=== Records for the task ===

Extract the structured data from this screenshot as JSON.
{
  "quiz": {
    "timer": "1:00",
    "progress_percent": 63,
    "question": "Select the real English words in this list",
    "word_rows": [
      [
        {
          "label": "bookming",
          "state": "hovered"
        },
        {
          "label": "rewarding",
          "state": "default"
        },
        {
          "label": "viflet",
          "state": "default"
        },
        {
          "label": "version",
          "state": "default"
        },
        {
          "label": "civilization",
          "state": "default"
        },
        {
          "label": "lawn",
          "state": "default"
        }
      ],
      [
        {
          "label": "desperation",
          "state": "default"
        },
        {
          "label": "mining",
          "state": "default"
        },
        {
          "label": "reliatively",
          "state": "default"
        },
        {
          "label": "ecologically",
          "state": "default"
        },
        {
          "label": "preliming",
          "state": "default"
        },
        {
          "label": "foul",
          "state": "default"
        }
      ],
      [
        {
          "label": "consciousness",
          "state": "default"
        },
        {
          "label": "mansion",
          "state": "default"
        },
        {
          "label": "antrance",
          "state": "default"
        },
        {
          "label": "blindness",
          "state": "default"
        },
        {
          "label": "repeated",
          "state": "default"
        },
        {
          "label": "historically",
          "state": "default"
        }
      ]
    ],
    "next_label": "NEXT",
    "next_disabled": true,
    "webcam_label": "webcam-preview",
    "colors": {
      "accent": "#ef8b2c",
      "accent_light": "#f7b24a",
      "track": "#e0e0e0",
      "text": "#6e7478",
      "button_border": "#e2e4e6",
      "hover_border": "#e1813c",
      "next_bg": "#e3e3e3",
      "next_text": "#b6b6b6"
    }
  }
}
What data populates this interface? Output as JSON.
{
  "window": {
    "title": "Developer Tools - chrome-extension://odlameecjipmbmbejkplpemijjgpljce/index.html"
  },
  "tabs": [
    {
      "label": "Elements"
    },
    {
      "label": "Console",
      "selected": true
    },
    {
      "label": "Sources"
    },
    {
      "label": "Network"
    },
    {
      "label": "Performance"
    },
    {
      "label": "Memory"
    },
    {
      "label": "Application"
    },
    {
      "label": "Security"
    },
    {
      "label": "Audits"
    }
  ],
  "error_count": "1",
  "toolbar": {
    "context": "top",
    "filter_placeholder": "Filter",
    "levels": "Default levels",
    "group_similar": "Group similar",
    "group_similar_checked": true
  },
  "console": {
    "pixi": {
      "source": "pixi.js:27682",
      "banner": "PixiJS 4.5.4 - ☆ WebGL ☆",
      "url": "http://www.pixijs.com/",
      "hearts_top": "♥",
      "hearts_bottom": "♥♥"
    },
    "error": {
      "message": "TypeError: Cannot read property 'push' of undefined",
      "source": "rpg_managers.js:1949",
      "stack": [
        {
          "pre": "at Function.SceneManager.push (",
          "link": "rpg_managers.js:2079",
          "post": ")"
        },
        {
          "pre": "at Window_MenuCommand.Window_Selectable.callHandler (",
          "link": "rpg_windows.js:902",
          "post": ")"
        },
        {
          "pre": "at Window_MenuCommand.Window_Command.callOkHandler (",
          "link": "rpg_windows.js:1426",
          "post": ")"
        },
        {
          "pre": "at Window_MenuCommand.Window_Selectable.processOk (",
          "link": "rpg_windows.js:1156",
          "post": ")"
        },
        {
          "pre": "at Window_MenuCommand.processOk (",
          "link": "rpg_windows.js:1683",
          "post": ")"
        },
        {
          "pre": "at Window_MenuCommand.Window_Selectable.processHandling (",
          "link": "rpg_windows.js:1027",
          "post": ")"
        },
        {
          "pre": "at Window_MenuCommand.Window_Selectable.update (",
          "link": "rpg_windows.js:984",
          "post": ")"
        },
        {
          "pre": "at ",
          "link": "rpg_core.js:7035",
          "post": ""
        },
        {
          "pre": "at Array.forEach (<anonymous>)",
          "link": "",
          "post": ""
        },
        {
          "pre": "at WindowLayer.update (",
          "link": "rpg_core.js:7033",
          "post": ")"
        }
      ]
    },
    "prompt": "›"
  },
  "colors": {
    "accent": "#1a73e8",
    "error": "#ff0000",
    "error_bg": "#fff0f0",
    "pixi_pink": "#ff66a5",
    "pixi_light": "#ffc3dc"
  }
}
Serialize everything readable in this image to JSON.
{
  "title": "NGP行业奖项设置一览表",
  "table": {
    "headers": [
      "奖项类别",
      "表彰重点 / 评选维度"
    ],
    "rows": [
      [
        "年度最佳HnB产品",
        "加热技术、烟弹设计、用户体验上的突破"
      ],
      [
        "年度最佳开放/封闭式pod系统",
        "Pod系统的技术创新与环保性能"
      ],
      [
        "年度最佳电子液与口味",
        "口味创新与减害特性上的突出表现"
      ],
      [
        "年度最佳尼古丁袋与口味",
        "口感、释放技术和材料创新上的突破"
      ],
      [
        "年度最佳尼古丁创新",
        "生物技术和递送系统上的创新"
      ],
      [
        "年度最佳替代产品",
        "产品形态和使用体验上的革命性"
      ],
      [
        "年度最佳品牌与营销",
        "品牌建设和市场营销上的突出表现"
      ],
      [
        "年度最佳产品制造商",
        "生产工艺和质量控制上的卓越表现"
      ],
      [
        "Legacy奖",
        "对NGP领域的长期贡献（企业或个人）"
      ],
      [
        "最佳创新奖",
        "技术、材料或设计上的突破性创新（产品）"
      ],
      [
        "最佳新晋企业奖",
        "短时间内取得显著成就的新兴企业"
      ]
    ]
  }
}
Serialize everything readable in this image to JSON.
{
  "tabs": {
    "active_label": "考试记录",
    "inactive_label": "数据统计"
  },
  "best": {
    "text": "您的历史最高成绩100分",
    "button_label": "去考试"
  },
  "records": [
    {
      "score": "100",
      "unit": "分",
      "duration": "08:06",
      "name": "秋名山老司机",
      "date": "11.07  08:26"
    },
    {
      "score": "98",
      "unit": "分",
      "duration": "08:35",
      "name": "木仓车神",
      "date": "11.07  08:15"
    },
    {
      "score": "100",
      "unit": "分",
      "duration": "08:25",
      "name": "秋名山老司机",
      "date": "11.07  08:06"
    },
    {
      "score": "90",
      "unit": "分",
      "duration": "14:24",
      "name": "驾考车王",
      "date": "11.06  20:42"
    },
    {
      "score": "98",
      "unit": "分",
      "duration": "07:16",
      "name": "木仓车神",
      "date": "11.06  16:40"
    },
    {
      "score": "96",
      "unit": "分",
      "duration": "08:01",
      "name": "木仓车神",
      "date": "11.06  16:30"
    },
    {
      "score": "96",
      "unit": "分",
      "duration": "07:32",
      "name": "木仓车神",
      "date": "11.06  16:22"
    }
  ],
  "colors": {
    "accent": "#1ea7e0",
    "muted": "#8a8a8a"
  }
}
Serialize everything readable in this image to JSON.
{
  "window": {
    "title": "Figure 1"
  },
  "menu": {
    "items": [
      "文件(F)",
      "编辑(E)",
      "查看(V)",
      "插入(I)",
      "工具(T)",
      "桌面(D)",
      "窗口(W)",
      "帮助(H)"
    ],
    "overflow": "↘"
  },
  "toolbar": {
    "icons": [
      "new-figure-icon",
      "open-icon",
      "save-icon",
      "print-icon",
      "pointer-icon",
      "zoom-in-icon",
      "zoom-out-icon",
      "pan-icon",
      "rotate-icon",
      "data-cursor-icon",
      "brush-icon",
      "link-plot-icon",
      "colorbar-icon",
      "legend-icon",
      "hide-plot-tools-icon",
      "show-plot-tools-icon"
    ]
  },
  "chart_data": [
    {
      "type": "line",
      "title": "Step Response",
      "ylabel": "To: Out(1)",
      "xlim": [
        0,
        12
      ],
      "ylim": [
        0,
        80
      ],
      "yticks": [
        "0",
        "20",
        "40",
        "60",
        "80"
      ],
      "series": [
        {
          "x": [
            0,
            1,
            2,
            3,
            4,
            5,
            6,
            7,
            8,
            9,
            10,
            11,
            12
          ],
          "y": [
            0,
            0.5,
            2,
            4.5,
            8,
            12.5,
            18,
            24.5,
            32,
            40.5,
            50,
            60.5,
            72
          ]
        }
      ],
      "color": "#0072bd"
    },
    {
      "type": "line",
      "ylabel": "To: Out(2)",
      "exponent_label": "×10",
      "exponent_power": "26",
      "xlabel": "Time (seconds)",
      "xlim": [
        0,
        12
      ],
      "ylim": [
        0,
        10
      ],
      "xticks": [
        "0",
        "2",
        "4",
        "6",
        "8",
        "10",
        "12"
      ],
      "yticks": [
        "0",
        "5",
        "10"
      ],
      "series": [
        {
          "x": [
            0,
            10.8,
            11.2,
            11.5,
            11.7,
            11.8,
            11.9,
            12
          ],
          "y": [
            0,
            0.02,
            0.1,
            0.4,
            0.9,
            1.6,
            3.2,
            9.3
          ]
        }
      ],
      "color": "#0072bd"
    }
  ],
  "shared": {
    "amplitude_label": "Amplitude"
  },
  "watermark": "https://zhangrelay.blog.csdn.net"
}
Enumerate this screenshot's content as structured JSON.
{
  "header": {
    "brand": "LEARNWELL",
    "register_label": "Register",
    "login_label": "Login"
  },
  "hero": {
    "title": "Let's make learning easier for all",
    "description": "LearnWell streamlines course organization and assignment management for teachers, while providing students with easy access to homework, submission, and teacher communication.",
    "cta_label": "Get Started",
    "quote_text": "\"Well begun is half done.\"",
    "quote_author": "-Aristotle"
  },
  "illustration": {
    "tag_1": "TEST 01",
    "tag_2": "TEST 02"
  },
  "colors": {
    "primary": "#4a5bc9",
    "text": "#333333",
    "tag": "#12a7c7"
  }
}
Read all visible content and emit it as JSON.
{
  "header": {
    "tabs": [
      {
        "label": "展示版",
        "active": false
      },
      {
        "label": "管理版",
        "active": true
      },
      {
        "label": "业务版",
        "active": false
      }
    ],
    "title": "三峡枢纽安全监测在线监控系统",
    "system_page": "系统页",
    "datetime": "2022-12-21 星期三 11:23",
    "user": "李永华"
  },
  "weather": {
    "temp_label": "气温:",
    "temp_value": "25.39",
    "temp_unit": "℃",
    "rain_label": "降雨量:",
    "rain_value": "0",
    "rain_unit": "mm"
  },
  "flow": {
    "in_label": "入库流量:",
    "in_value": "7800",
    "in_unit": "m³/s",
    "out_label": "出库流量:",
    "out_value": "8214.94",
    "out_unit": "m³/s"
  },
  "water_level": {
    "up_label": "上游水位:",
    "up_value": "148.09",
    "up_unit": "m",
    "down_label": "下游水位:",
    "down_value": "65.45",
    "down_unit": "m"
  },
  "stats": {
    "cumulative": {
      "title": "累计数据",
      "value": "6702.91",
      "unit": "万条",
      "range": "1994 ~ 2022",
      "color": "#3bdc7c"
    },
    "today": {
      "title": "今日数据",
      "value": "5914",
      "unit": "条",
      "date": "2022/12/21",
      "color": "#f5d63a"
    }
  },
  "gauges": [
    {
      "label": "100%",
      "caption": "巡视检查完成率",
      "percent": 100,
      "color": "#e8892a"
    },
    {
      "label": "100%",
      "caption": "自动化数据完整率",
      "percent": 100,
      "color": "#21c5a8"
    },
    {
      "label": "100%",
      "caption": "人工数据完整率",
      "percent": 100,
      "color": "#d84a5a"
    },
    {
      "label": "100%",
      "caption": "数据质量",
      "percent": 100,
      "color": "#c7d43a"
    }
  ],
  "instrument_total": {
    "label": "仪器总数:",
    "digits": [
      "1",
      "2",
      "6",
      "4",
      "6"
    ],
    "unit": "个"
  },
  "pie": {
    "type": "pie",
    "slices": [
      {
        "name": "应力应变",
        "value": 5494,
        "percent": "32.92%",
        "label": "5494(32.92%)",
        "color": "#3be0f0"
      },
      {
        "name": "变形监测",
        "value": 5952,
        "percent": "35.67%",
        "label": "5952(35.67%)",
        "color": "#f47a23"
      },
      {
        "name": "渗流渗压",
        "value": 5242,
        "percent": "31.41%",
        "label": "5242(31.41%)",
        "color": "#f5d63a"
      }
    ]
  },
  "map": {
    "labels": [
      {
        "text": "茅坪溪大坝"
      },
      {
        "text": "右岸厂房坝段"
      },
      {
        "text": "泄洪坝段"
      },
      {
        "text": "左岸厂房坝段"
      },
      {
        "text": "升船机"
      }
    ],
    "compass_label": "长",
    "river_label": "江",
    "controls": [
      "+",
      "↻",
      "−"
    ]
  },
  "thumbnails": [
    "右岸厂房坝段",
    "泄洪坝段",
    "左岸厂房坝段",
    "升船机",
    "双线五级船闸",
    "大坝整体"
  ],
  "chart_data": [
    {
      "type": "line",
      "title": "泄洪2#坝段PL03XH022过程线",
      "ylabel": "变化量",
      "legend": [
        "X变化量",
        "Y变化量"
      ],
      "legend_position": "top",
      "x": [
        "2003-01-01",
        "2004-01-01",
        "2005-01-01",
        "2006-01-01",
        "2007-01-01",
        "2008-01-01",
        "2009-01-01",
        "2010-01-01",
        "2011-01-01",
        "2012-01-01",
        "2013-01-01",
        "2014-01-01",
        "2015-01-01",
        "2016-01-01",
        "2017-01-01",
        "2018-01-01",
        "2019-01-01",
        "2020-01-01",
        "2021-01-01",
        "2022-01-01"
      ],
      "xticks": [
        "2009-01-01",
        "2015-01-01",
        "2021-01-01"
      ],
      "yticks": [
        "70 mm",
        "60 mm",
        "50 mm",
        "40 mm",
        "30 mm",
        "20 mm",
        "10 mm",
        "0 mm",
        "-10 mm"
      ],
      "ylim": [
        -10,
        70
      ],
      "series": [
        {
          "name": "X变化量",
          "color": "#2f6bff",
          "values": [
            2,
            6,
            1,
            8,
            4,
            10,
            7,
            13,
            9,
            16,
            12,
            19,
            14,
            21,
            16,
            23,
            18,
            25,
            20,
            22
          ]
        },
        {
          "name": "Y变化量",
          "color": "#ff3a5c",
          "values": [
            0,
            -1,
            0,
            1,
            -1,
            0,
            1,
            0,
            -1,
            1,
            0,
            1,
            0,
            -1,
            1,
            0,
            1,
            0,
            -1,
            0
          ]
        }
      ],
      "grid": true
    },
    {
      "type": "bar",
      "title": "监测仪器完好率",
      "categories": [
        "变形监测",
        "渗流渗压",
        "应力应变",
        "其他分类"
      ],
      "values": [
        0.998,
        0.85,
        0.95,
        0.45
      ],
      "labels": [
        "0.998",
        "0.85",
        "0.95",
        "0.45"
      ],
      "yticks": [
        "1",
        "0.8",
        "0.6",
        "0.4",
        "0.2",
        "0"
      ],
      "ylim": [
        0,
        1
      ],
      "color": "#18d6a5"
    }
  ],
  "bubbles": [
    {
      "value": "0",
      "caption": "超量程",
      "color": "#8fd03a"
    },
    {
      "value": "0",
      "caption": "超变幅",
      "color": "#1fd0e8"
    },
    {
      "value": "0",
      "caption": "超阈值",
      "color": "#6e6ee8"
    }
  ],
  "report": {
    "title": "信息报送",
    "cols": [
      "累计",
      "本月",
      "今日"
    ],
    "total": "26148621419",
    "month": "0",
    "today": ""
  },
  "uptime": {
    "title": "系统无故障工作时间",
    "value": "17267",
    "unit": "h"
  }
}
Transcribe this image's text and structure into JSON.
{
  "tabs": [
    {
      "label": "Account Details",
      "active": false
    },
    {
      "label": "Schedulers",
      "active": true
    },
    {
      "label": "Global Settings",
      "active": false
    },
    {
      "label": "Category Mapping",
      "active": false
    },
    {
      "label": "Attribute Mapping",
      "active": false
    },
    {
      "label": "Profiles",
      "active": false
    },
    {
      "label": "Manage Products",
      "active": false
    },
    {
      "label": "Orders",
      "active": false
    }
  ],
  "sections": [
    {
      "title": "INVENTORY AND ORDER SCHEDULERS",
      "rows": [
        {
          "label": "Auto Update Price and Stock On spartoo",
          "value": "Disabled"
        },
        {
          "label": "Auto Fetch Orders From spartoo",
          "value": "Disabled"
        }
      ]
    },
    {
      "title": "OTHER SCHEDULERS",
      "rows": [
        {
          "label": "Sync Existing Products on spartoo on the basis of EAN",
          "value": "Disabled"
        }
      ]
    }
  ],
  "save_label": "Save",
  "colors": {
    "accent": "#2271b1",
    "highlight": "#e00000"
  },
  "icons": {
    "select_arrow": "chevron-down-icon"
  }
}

===

▸ **What is being asked**
Using the records above, find and show each line with the string "processOk".

▸ **Response to the exercise**
          "pre": "at Window_MenuCommand.Window_Selectable.processOk (",
          "pre": "at Window_MenuCommand.processOk (",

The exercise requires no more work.